**WHAT YOU WILL DO:**
In the data below, find every line that has the string "กาพย", and copy it.

**INPUT DATA:**
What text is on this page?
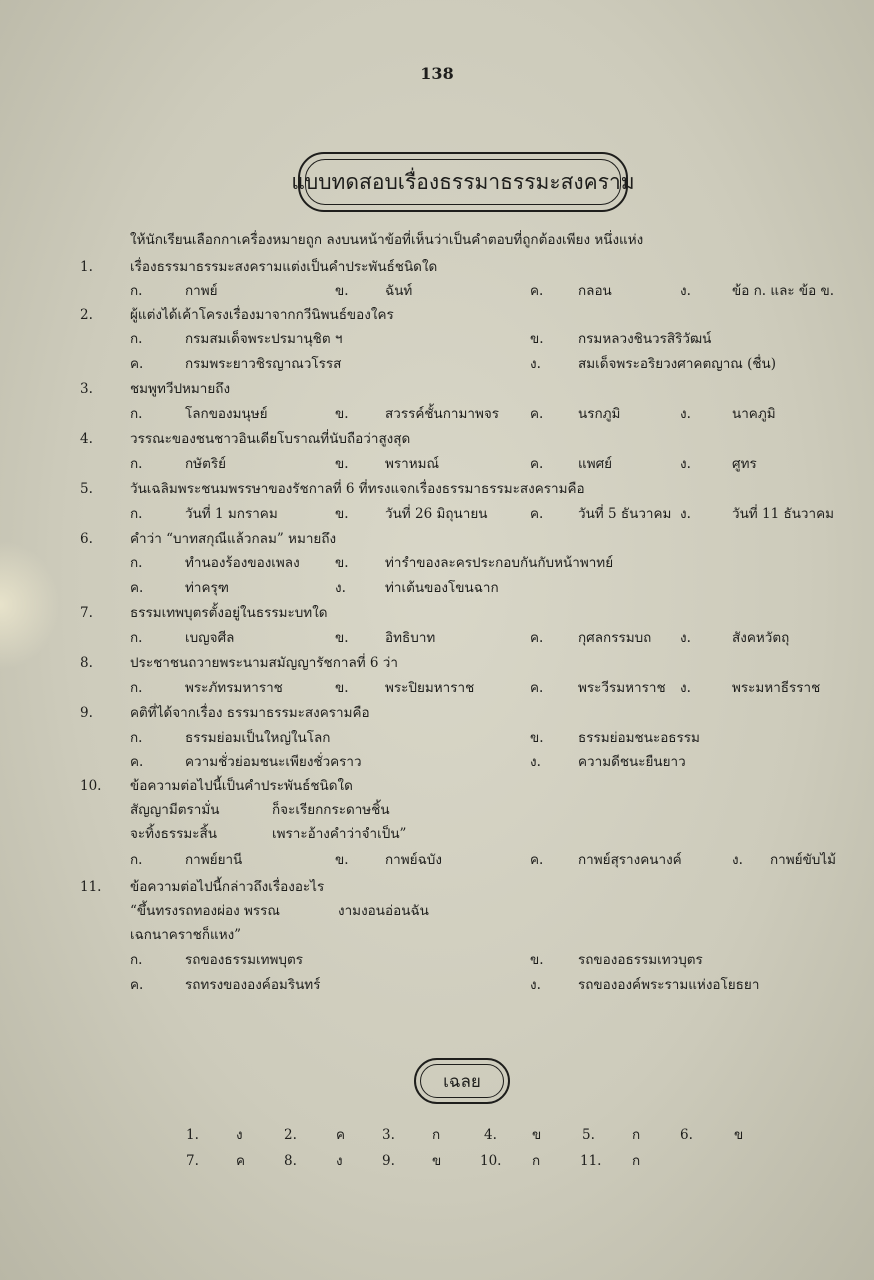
138
แบบทดสอบเรื่องธรรมาธรรมะสงคราม
ให้นักเรียนเลือกกาเครื่องหมายถูก ลงบนหน้าข้อที่เห็นว่าเป็นคำตอบที่ถูกต้องเพียง หนึ่งแห่ง
1.	เรื่องธรรมาธรรมะสงครามแต่งเป็นคำประพันธ์ชนิดใด
ก.	กาพย์	ข.	ฉันท์	ค.	กลอน	ง.	ข้อ ก. และ ข้อ ข.
2.	ผู้แต่งได้เค้าโครงเรื่องมาจากกวีนิพนธ์ของใคร
ก.	กรมสมเด็จพระปรมานุชิต ฯ	ข.	กรมหลวงชินวรสิริวัฒน์
ค.	กรมพระยาวชิรญาณวโรรส	ง.	สมเด็จพระอริยวงศาคตญาณ (ชื่น)
3.	ชมพูทวีปหมายถึง
ก.	โลกของมนุษย์	ข.	สวรรค์ชั้นกามาพจร ค.	นรกภูมิ	ง.	นาคภูมิ
4.	วรรณะของชนชาวอินเดียโบราณที่นับถือว่าสูงสุด
ก.	กษัตริย์	ข.	พราหมณ์	ค.	แพศย์	ง.	ศูทร
5.	วันเฉลิมพระชนมพรรษาของรัชกาลที่ 6 ที่ทรงแจกเรื่องธรรมาธรรมะสงครามคือ
ก.	วันที่ 1 มกราคม	ข.	วันที่ 26 มิถุนายน	ค.	วันที่ 5 ธันวาคม ง.	วันที่ 11 ธันวาคม
6.	คำว่า “บาทสกุณีแล้วกลม” หมายถึง
ก.	ทำนองร้องของเพลง	ข.	ท่ารำของละครประกอบกันกับหน้าพาทย์
ค.	ท่าครุฑ	ง.	ท่าเต้นของโขนฉาก
7.	ธรรมเทพบุตรตั้งอยู่ในธรรมะบทใด
ก.	เบญจศีล	ข.	อิทธิบาท	ค.	กุศลกรรมบถ ง.	สังคหวัตถุ
8.	ประชาชนถวายพระนามสมัญญารัชกาลที่ 6 ว่า
ก.	พระภัทรมหาราช	ข.	พระปิยมหาราช	ค.	พระวีรมหาราช ง.	พระมหาธีรราช
9.	คติที่ได้จากเรื่อง ธรรมาธรรมะสงครามคือ
ก.	ธรรมย่อมเป็นใหญ่ในโลก	ข.	ธรรมย่อมชนะอธรรม
ค.	ความชั่วย่อมชนะเพียงชั่วคราว	ง.	ความดีชนะยืนยาว
10. ข้อความต่อไปนี้เป็นคำประพันธ์ชนิดใด
สัญญามีตรามั่น	ก็จะเรียกกระดาษชิ้น
จะทิ้งธรรมะสิ้น	เพราะอ้างคำว่าจำเป็น”
ก.	กาพย์ยานี	ข.	กาพย์ฉบัง	ค.	กาพย์สุรางคนางค์	ง. กาพย์ขับไม้
11. ข้อความต่อไปนี้กล่าวถึงเรื่องอะไร
“ขึ้นทรงรถทองผ่อง พรรณ	งามงอนอ่อนฉัน
เฉกนาคราชก็แหง”
ก.	รถของธรรมเทพบุตร	ข.	รถของอธรรมเทวบุตร
ค.	รถทรงขององค์อมรินทร์	ง.	รถขององค์พระรามแห่งอโยธยา
เฉลย
1.	ง	2.	ค	3.	ก	4.	ข	5.	ก	6.	ข
7.	ค	8.	ง	9.	ข	10. ก	11. ก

**ANSWER:**
ก.	กาพย์	ข.	ฉันท์	ค.	กลอน	ง.	ข้อ ก. และ ข้อ ข.
ก.	กาพย์ยานี	ข.	กาพย์ฉบัง	ค.	กาพย์สุรางคนางค์	ง. กาพย์ขับไม้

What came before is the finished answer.